SUPPLIED RECORDS
--------
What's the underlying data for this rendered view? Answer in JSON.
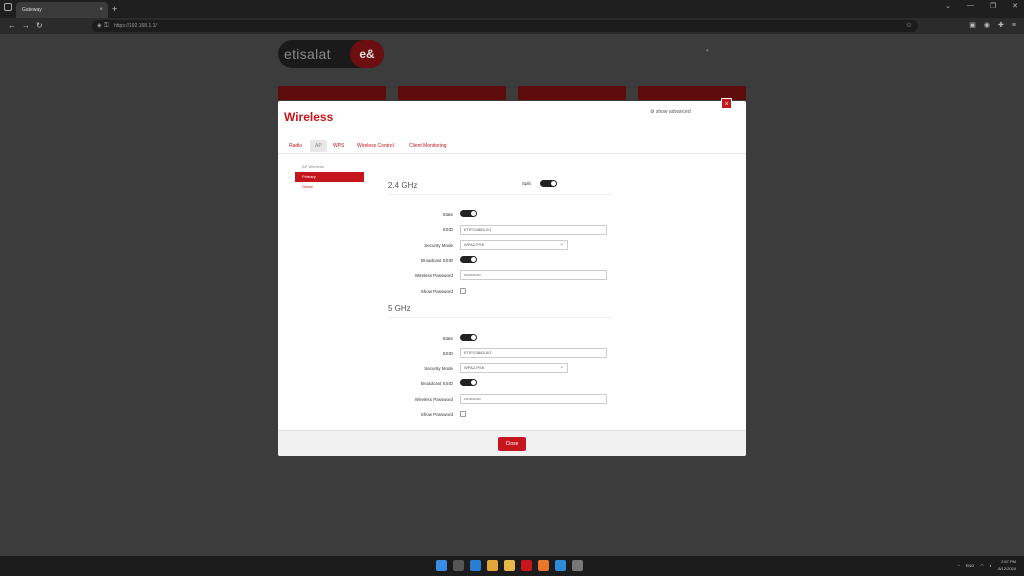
{
  "browser": {
    "tab_title": "Gateway",
    "tab_close": "×",
    "new_tab": "+",
    "url": "https://192.168.1.1/",
    "window_controls": [
      "⌄",
      "—",
      "❐",
      "✕"
    ]
  },
  "router": {
    "logo_text": "etisalat",
    "logo_badge": "e&",
    "menu_tabs": [
      "",
      "",
      "",
      ""
    ]
  },
  "modal": {
    "title": "Wireless",
    "show_advanced": "show advanced",
    "close_icon": "×",
    "tabs": [
      "Radio",
      "AP",
      "WPS",
      "Wireless Control",
      "Client Monitoring"
    ],
    "active_tab": "AP",
    "sidebar": {
      "heading": "AP Wireless",
      "items": [
        "Primary",
        "Guest"
      ],
      "active": "Primary"
    },
    "split_label": "Split",
    "band_24": {
      "title": "2.4 GHz",
      "state_label": "State",
      "ssid_label": "SSID",
      "ssid_value": "ETIFG3883-2G",
      "security_label": "Security Mode",
      "security_value": "WPA2-PSK",
      "broadcast_label": "Broadcast SSID",
      "password_label": "Wireless Password",
      "password_value": "••••••••••••",
      "show_password_label": "Show Password"
    },
    "band_5": {
      "title": "5 GHz",
      "state_label": "State",
      "ssid_label": "SSID",
      "ssid_value": "ETIFG3883-5G",
      "security_label": "Security Mode",
      "security_value": "WPA2-PSK",
      "broadcast_label": "Broadcast SSID",
      "password_label": "Wireless Password",
      "password_value": "••••••••••••",
      "show_password_label": "Show Password"
    },
    "close_button": "Close"
  },
  "taskbar": {
    "lang": "ENG",
    "time": "2:57 PM",
    "date": "8/12/2024"
  },
  "colors": {
    "accent": "#c4161c",
    "modal_bg": "#ffffff",
    "backdrop": "#3c3c3c"
  }
}
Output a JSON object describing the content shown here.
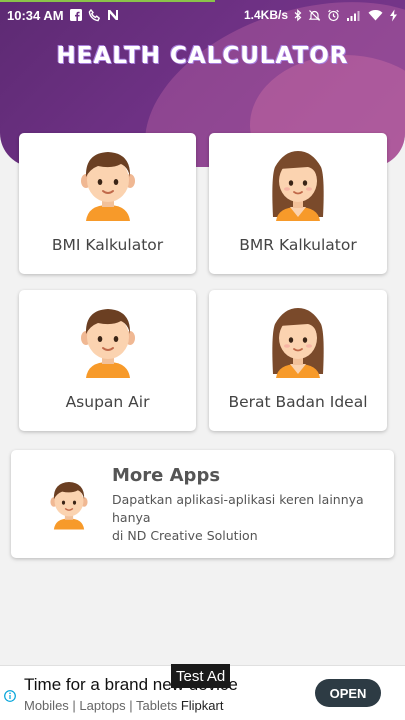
{
  "statusbar": {
    "time": "10:34 AM",
    "net_speed": "1.4KB/s",
    "icons": [
      "facebook-icon",
      "phone-icon",
      "n-app-icon",
      "bluetooth-icon",
      "mute-icon",
      "alarm-icon",
      "signal-icon",
      "wifi-icon",
      "charging-icon"
    ]
  },
  "header": {
    "title": "HEALTH CALCULATOR"
  },
  "menu": {
    "bmi": {
      "label": "BMI Kalkulator",
      "avatar": "boy-avatar-icon"
    },
    "bmr": {
      "label": "BMR Kalkulator",
      "avatar": "girl-avatar-icon"
    },
    "air": {
      "label": "Asupan Air",
      "avatar": "boy-avatar-icon"
    },
    "ideal": {
      "label": "Berat Badan Ideal",
      "avatar": "girl-avatar-icon"
    }
  },
  "more_apps": {
    "title": "More Apps",
    "desc_line1": "Dapatkan aplikasi-aplikasi keren lainnya",
    "desc_line2": "hanya",
    "desc_line3": "di ND Creative Solution"
  },
  "ad": {
    "badge": "Test Ad",
    "headline": "Time for a brand new device",
    "sub_prefix": "Mobiles | Laptops | Tablets",
    "sub_brand": "Flipkart",
    "cta": "OPEN"
  },
  "colors": {
    "header_start": "#5d2a73",
    "header_end": "#7b3a8e",
    "ad_button": "#2d3b44"
  }
}
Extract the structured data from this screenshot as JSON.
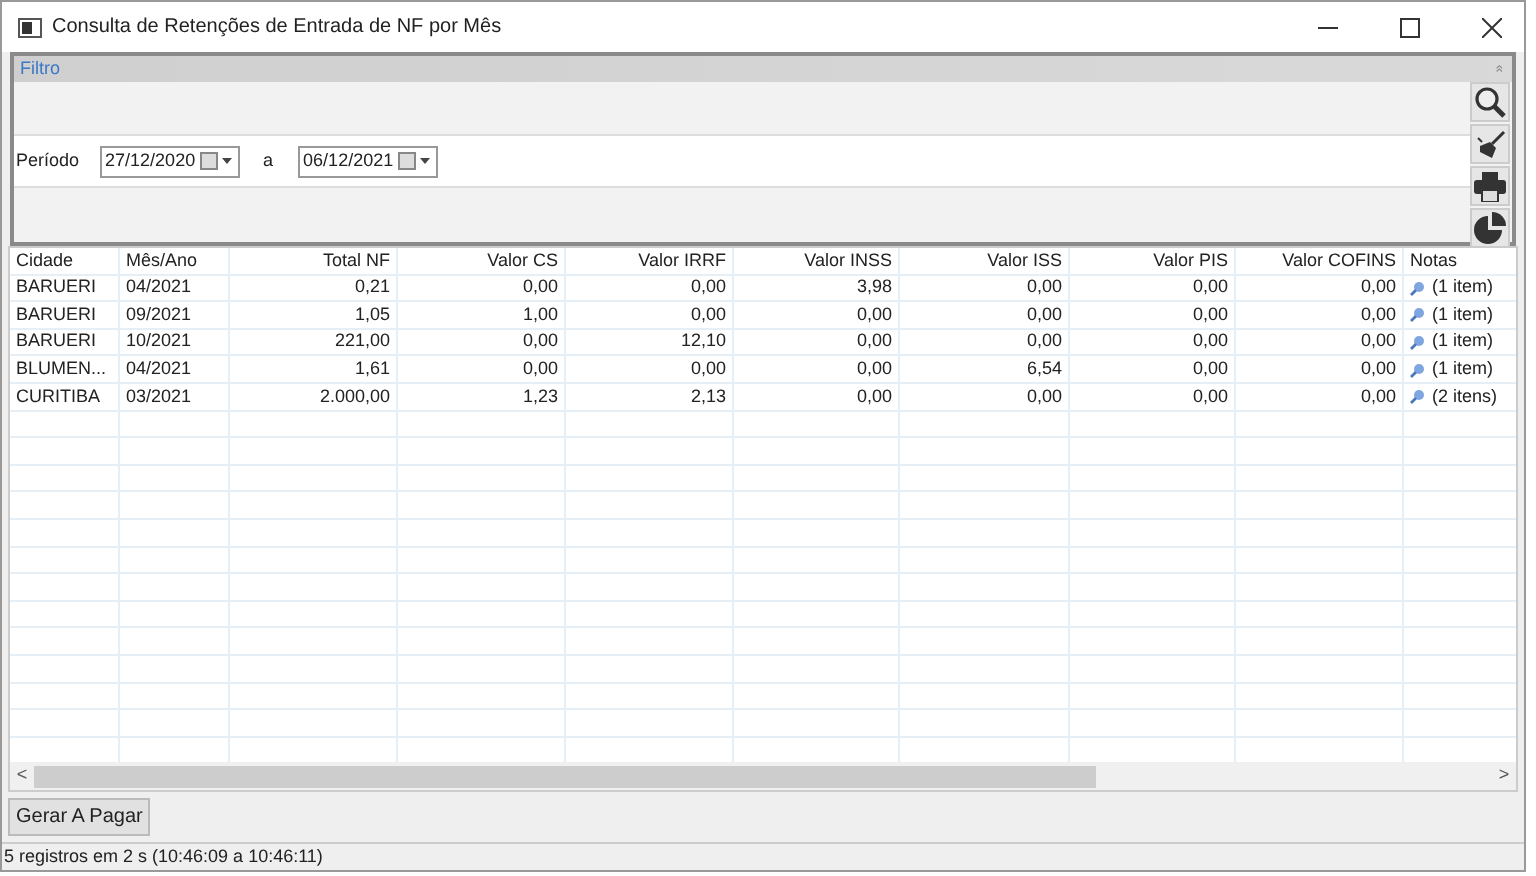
{
  "window": {
    "title": "Consulta de Retenções de Entrada de NF por Mês"
  },
  "filter": {
    "title": "Filtro",
    "collapse_glyph": "»",
    "period_label": "Período",
    "date_from": "27/12/2020",
    "separator": "a",
    "date_to": "06/12/2021"
  },
  "table": {
    "columns": [
      "Cidade",
      "Mês/Ano",
      "Total NF",
      "Valor CS",
      "Valor IRRF",
      "Valor INSS",
      "Valor ISS",
      "Valor PIS",
      "Valor COFINS",
      "Notas"
    ],
    "rows": [
      [
        "BARUERI",
        "04/2021",
        "0,21",
        "0,00",
        "0,00",
        "3,98",
        "0,00",
        "0,00",
        "0,00",
        "(1 item)"
      ],
      [
        "BARUERI",
        "09/2021",
        "1,05",
        "1,00",
        "0,00",
        "0,00",
        "0,00",
        "0,00",
        "0,00",
        "(1 item)"
      ],
      [
        "BARUERI",
        "10/2021",
        "221,00",
        "0,00",
        "12,10",
        "0,00",
        "0,00",
        "0,00",
        "0,00",
        "(1 item)"
      ],
      [
        "BLUMEN...",
        "04/2021",
        "1,61",
        "0,00",
        "0,00",
        "0,00",
        "6,54",
        "0,00",
        "0,00",
        "(1 item)"
      ],
      [
        "CURITIBA",
        "03/2021",
        "2.000,00",
        "1,23",
        "2,13",
        "0,00",
        "0,00",
        "0,00",
        "0,00",
        "(2 itens)"
      ]
    ]
  },
  "scroll_left": "<",
  "scroll_right": ">",
  "button": "Gerar A Pagar",
  "status_bar": "5 registros em 2 s (10:46:09 a 10:46:11)"
}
--------
State the number of lines holding the word "JSON" in the listing. Add nothing else.

SOLUTION TO THE EXERCISE
3